## [TASK DETAILS]
Show every line where "document" occurs.

## [DATA ENTRIES]
---

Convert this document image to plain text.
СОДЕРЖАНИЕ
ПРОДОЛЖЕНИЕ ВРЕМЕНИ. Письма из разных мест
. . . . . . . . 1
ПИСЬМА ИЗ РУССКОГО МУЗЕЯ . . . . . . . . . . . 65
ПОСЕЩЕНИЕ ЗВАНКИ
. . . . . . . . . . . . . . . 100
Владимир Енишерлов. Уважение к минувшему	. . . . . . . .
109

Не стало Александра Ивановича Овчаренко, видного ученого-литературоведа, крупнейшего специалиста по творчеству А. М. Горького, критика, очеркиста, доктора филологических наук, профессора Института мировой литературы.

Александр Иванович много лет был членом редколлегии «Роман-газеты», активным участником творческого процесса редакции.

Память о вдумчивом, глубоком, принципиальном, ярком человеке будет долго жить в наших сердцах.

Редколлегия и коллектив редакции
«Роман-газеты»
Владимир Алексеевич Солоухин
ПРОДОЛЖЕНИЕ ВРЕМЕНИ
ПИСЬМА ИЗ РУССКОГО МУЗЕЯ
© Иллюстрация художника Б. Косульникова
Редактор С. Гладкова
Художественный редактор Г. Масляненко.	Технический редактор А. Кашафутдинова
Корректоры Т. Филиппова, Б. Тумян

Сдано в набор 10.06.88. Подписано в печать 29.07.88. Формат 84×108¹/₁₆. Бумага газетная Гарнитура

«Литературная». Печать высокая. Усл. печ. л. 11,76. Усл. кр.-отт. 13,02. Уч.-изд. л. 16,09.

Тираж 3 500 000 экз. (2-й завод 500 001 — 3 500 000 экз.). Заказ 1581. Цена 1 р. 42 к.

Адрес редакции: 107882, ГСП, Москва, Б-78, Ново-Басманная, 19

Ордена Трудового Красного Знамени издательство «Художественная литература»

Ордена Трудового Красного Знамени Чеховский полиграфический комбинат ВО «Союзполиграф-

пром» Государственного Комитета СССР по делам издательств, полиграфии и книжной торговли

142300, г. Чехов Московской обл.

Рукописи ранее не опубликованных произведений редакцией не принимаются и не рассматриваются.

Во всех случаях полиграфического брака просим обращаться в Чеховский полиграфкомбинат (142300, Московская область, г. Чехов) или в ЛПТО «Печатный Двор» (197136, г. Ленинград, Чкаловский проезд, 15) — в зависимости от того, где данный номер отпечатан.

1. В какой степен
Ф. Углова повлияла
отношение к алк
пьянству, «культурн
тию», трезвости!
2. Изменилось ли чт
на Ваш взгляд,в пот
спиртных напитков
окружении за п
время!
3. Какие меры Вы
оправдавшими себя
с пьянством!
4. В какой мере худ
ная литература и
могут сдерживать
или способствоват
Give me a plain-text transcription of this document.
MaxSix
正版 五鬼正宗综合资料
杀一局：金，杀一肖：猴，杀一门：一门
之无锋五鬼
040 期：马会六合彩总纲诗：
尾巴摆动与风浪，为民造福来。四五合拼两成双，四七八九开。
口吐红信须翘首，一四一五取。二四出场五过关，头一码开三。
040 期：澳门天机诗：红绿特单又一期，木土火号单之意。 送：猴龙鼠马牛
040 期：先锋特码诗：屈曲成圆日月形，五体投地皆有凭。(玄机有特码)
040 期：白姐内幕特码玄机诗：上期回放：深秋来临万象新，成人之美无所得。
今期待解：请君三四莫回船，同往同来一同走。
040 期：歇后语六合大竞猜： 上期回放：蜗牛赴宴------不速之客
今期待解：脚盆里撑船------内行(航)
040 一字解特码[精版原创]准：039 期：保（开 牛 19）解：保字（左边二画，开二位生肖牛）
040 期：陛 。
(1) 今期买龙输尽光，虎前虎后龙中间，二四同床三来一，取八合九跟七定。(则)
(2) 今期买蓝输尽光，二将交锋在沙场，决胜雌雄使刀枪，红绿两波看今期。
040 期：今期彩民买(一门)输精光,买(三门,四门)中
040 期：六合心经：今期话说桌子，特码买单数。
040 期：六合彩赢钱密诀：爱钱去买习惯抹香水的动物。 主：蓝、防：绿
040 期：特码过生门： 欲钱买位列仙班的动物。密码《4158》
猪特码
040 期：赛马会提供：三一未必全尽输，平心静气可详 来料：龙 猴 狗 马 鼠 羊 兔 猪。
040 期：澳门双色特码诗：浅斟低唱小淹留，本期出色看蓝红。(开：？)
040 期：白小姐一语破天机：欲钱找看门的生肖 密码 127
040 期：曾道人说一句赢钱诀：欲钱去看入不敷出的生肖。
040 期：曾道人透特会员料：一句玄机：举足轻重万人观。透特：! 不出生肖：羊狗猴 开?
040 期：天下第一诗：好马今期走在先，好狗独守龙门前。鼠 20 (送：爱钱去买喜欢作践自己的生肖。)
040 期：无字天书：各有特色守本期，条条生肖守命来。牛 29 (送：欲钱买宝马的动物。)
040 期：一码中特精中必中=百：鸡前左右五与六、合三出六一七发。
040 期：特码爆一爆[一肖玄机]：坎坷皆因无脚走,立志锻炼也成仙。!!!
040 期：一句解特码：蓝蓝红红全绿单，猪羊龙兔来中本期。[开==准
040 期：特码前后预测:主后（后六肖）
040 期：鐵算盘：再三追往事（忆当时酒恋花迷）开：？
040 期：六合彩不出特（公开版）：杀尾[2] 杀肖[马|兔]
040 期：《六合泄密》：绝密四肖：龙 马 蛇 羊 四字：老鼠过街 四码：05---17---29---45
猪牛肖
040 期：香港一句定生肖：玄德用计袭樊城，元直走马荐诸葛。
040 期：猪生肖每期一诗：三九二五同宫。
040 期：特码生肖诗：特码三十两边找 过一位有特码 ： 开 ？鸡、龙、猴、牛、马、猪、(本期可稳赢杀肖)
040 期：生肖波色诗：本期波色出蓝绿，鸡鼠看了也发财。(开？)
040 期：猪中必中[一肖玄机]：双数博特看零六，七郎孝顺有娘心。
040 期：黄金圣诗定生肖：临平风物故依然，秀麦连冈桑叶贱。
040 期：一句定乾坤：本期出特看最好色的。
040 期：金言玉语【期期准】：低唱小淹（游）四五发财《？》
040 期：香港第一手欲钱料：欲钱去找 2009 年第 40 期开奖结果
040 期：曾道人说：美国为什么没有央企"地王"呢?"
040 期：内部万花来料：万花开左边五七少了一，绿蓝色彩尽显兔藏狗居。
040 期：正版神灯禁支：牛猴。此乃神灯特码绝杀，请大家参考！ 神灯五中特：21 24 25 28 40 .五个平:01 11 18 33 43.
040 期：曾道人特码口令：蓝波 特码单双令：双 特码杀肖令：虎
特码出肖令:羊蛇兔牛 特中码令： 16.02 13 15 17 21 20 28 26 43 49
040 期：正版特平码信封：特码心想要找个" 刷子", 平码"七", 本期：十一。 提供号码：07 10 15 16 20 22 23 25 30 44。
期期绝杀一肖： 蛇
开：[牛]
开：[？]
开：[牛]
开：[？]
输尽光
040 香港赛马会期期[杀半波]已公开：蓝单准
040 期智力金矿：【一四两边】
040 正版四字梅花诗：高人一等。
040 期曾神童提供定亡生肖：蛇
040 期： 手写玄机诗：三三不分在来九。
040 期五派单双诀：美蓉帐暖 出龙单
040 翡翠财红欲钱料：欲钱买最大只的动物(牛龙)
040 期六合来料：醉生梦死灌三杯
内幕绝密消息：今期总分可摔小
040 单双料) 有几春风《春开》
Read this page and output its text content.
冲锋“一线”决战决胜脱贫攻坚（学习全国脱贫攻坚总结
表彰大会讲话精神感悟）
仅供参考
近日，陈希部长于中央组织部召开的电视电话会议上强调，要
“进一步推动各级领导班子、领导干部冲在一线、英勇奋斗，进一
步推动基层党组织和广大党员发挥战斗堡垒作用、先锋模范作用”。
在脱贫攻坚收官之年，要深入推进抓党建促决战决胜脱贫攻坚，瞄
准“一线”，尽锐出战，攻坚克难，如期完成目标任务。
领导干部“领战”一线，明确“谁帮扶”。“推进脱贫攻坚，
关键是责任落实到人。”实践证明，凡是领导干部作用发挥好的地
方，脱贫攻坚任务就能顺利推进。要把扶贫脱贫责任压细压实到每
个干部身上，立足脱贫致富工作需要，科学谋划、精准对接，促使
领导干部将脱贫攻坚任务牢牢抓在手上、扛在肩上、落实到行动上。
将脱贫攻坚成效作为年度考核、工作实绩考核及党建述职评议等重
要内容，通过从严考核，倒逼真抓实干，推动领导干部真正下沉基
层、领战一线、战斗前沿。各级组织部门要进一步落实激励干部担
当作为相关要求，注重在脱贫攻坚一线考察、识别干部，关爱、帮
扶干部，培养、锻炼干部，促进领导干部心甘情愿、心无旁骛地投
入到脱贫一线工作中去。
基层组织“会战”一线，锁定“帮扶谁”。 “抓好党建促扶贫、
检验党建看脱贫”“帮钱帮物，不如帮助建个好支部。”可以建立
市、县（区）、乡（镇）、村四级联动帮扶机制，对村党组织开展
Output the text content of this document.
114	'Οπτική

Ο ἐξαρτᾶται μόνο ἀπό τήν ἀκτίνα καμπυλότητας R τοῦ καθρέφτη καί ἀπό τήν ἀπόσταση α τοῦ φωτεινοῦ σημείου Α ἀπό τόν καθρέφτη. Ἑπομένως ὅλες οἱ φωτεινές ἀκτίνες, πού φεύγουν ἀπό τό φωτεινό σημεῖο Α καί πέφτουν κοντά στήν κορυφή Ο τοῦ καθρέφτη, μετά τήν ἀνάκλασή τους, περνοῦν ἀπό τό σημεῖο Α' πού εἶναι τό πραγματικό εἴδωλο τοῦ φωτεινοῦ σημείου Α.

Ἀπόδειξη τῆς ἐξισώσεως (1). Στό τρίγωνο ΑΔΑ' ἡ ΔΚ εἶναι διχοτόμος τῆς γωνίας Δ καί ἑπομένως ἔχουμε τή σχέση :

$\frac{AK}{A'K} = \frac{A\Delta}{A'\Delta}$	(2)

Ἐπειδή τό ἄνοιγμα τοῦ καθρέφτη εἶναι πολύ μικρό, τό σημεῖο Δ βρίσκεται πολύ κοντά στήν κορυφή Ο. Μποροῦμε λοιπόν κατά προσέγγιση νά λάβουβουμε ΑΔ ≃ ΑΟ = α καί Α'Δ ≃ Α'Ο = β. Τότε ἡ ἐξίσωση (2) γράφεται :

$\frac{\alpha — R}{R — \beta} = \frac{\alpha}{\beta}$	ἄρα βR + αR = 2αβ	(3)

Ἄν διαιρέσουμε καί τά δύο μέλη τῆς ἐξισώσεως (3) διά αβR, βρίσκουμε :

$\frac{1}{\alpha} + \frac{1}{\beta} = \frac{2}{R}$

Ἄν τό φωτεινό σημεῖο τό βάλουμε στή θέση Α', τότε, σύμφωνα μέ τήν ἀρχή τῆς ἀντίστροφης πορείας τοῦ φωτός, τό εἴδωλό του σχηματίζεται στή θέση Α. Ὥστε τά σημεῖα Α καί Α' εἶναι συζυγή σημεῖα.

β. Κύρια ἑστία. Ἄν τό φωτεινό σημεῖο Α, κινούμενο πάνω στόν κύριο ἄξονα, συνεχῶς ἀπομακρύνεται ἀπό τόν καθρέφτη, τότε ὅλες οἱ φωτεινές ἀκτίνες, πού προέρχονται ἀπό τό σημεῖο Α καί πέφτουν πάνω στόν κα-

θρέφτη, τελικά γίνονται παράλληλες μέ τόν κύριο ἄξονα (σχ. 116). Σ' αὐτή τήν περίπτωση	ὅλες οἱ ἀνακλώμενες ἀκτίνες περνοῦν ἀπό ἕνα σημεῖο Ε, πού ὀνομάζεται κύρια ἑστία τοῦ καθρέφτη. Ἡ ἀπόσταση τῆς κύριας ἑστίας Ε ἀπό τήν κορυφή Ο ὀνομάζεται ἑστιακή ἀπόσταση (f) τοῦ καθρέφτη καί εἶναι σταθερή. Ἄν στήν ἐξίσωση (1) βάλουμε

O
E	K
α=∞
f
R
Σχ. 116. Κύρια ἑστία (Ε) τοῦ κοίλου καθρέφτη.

---

## [WRITTEN REPLY]
Convert this document image to plain text.
Give me a plain-text transcription of this document.
Output the text content of this document.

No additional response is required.